* Source data
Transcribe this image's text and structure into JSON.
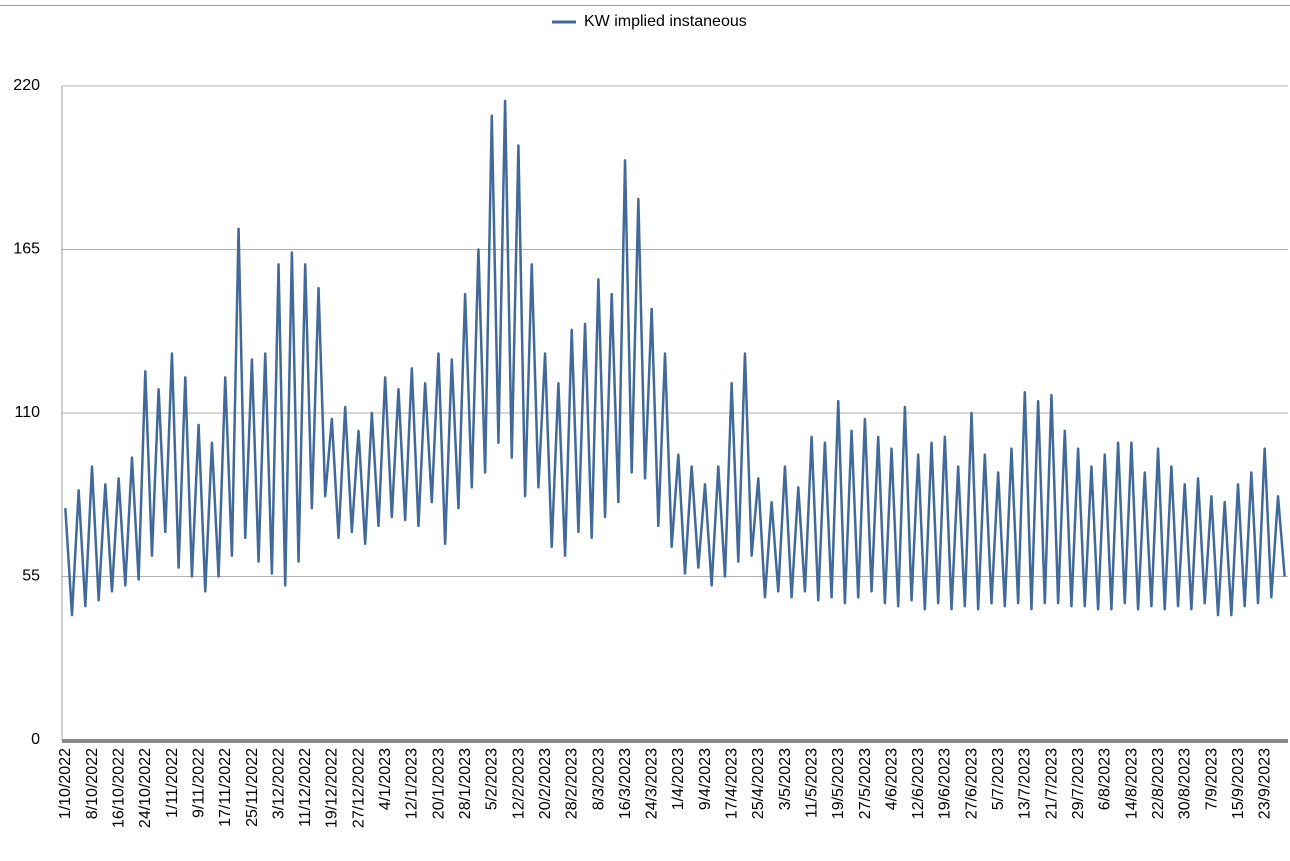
{
  "chart_data": {
    "type": "line",
    "categories": [
      "1/10/2022",
      null,
      null,
      null,
      "8/10/2022",
      null,
      null,
      null,
      "16/10/2022",
      null,
      null,
      null,
      "24/10/2022",
      null,
      null,
      null,
      "1/11/2022",
      null,
      null,
      null,
      "9/11/2022",
      null,
      null,
      null,
      "17/11/2022",
      null,
      null,
      null,
      "25/11/2022",
      null,
      null,
      null,
      "3/12/2022",
      null,
      null,
      null,
      "11/12/2022",
      null,
      null,
      null,
      "19/12/2022",
      null,
      null,
      null,
      "27/12/2022",
      null,
      null,
      null,
      "4/1/2023",
      null,
      null,
      null,
      "12/1/2023",
      null,
      null,
      null,
      "20/1/2023",
      null,
      null,
      null,
      "28/1/2023",
      null,
      null,
      null,
      "5/2/2023",
      null,
      null,
      null,
      "12/2/2023",
      null,
      null,
      null,
      "20/2/2023",
      null,
      null,
      null,
      "28/2/2023",
      null,
      null,
      null,
      "8/3/2023",
      null,
      null,
      null,
      "16/3/2023",
      null,
      null,
      null,
      "24/3/2023",
      null,
      null,
      null,
      "1/4/2023",
      null,
      null,
      null,
      "9/4/2023",
      null,
      null,
      null,
      "17/4/2023",
      null,
      null,
      null,
      "25/4/2023",
      null,
      null,
      null,
      "3/5/2023",
      null,
      null,
      null,
      "11/5/2023",
      null,
      null,
      null,
      "19/5/2023",
      null,
      null,
      null,
      "27/5/2023",
      null,
      null,
      null,
      "4/6/2023",
      null,
      null,
      null,
      "12/6/2023",
      null,
      null,
      null,
      "19/6/2023",
      null,
      null,
      null,
      "27/6/2023",
      null,
      null,
      null,
      "5/7/2023",
      null,
      null,
      null,
      "13/7/2023",
      null,
      null,
      null,
      "21/7/2023",
      null,
      null,
      null,
      "29/7/2023",
      null,
      null,
      null,
      "6/8/2023",
      null,
      null,
      null,
      "14/8/2023",
      null,
      null,
      null,
      "22/8/2023",
      null,
      null,
      null,
      "30/8/2023",
      null,
      null,
      null,
      "7/9/2023",
      null,
      null,
      null,
      "15/9/2023",
      null,
      null,
      null,
      "23/9/2023",
      null,
      null,
      null
    ],
    "series": [
      {
        "name": "KW implied instaneous",
        "color": "#41699a",
        "values": [
          78,
          42,
          84,
          45,
          92,
          47,
          86,
          50,
          88,
          52,
          95,
          54,
          124,
          62,
          118,
          70,
          130,
          58,
          122,
          55,
          106,
          50,
          100,
          55,
          122,
          62,
          172,
          68,
          128,
          60,
          130,
          56,
          160,
          52,
          164,
          60,
          160,
          78,
          152,
          82,
          108,
          68,
          112,
          70,
          104,
          66,
          110,
          72,
          122,
          75,
          118,
          74,
          125,
          72,
          120,
          80,
          130,
          66,
          128,
          78,
          150,
          85,
          165,
          90,
          210,
          100,
          215,
          95,
          200,
          82,
          160,
          85,
          130,
          65,
          120,
          62,
          138,
          70,
          140,
          68,
          155,
          75,
          150,
          80,
          195,
          90,
          182,
          88,
          145,
          72,
          130,
          65,
          96,
          56,
          92,
          58,
          86,
          52,
          92,
          55,
          120,
          60,
          130,
          62,
          88,
          48,
          80,
          50,
          92,
          48,
          85,
          50,
          102,
          47,
          100,
          48,
          114,
          46,
          104,
          48,
          108,
          50,
          102,
          46,
          98,
          45,
          112,
          47,
          96,
          44,
          100,
          46,
          102,
          44,
          92,
          45,
          110,
          44,
          96,
          46,
          90,
          45,
          98,
          46,
          117,
          44,
          114,
          46,
          116,
          46,
          104,
          45,
          98,
          45,
          92,
          44,
          96,
          44,
          100,
          46,
          100,
          44,
          90,
          45,
          98,
          44,
          92,
          45,
          86,
          44,
          88,
          46,
          82,
          42,
          80,
          42,
          86,
          45,
          90,
          46,
          98,
          48,
          82,
          55
        ]
      }
    ],
    "ylim": [
      0,
      220
    ],
    "yticks": [
      0,
      55,
      110,
      165,
      220
    ],
    "grid": true,
    "legend": "top"
  }
}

* Given problem
With the pictures omitted, reproduce the records in full and exactly.

* Task output
Transcribe this image's text and structure into JSON.
{
  "chart_data": {
    "type": "line",
    "categories": [
      "1/10/2022",
      null,
      null,
      null,
      "8/10/2022",
      null,
      null,
      null,
      "16/10/2022",
      null,
      null,
      null,
      "24/10/2022",
      null,
      null,
      null,
      "1/11/2022",
      null,
      null,
      null,
      "9/11/2022",
      null,
      null,
      null,
      "17/11/2022",
      null,
      null,
      null,
      "25/11/2022",
      null,
      null,
      null,
      "3/12/2022",
      null,
      null,
      null,
      "11/12/2022",
      null,
      null,
      null,
      "19/12/2022",
      null,
      null,
      null,
      "27/12/2022",
      null,
      null,
      null,
      "4/1/2023",
      null,
      null,
      null,
      "12/1/2023",
      null,
      null,
      null,
      "20/1/2023",
      null,
      null,
      null,
      "28/1/2023",
      null,
      null,
      null,
      "5/2/2023",
      null,
      null,
      null,
      "12/2/2023",
      null,
      null,
      null,
      "20/2/2023",
      null,
      null,
      null,
      "28/2/2023",
      null,
      null,
      null,
      "8/3/2023",
      null,
      null,
      null,
      "16/3/2023",
      null,
      null,
      null,
      "24/3/2023",
      null,
      null,
      null,
      "1/4/2023",
      null,
      null,
      null,
      "9/4/2023",
      null,
      null,
      null,
      "17/4/2023",
      null,
      null,
      null,
      "25/4/2023",
      null,
      null,
      null,
      "3/5/2023",
      null,
      null,
      null,
      "11/5/2023",
      null,
      null,
      null,
      "19/5/2023",
      null,
      null,
      null,
      "27/5/2023",
      null,
      null,
      null,
      "4/6/2023",
      null,
      null,
      null,
      "12/6/2023",
      null,
      null,
      null,
      "19/6/2023",
      null,
      null,
      null,
      "27/6/2023",
      null,
      null,
      null,
      "5/7/2023",
      null,
      null,
      null,
      "13/7/2023",
      null,
      null,
      null,
      "21/7/2023",
      null,
      null,
      null,
      "29/7/2023",
      null,
      null,
      null,
      "6/8/2023",
      null,
      null,
      null,
      "14/8/2023",
      null,
      null,
      null,
      "22/8/2023",
      null,
      null,
      null,
      "30/8/2023",
      null,
      null,
      null,
      "7/9/2023",
      null,
      null,
      null,
      "15/9/2023",
      null,
      null,
      null,
      "23/9/2023",
      null,
      null,
      null
    ],
    "series": [
      {
        "name": "KW implied instaneous",
        "color": "#41699a",
        "values": [
          78,
          42,
          84,
          45,
          92,
          47,
          86,
          50,
          88,
          52,
          95,
          54,
          124,
          62,
          118,
          70,
          130,
          58,
          122,
          55,
          106,
          50,
          100,
          55,
          122,
          62,
          172,
          68,
          128,
          60,
          130,
          56,
          160,
          52,
          164,
          60,
          160,
          78,
          152,
          82,
          108,
          68,
          112,
          70,
          104,
          66,
          110,
          72,
          122,
          75,
          118,
          74,
          125,
          72,
          120,
          80,
          130,
          66,
          128,
          78,
          150,
          85,
          165,
          90,
          210,
          100,
          215,
          95,
          200,
          82,
          160,
          85,
          130,
          65,
          120,
          62,
          138,
          70,
          140,
          68,
          155,
          75,
          150,
          80,
          195,
          90,
          182,
          88,
          145,
          72,
          130,
          65,
          96,
          56,
          92,
          58,
          86,
          52,
          92,
          55,
          120,
          60,
          130,
          62,
          88,
          48,
          80,
          50,
          92,
          48,
          85,
          50,
          102,
          47,
          100,
          48,
          114,
          46,
          104,
          48,
          108,
          50,
          102,
          46,
          98,
          45,
          112,
          47,
          96,
          44,
          100,
          46,
          102,
          44,
          92,
          45,
          110,
          44,
          96,
          46,
          90,
          45,
          98,
          46,
          117,
          44,
          114,
          46,
          116,
          46,
          104,
          45,
          98,
          45,
          92,
          44,
          96,
          44,
          100,
          46,
          100,
          44,
          90,
          45,
          98,
          44,
          92,
          45,
          86,
          44,
          88,
          46,
          82,
          42,
          80,
          42,
          86,
          45,
          90,
          46,
          98,
          48,
          82,
          55
        ]
      }
    ],
    "ylim": [
      0,
      220
    ],
    "yticks": [
      0,
      55,
      110,
      165,
      220
    ],
    "grid": true,
    "legend": "top"
  }
}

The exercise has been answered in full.